## EXERCISE DESCRIPTION
Your task is to locate every line holding the string "values" and to copy each of them.

## ENTRIES SHOWN
----

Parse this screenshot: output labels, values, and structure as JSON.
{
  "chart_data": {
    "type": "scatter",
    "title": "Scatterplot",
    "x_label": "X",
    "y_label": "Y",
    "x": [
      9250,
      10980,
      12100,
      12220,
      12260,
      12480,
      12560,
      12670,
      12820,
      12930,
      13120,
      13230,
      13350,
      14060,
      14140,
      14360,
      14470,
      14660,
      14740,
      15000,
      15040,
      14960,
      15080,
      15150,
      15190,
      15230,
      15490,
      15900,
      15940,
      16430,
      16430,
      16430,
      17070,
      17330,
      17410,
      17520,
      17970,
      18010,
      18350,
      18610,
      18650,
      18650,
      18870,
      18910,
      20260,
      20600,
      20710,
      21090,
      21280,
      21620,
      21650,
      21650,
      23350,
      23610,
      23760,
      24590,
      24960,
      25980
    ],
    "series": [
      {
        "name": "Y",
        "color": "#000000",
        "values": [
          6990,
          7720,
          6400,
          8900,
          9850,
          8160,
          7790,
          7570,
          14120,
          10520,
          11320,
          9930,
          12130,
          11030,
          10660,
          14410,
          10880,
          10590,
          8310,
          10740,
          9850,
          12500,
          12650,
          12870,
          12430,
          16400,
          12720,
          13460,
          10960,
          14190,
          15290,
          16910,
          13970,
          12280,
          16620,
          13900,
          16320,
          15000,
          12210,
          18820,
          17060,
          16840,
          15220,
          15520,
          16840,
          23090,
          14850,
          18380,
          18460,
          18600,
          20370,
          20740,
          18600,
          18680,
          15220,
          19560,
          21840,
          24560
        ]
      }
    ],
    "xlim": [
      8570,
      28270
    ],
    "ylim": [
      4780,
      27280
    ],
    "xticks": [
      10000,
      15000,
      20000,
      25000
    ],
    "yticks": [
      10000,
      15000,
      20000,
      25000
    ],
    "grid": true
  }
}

----

## TASK OUTPUT
Parse this screenshot: output labels, values, and structure as JSON.
        "values": [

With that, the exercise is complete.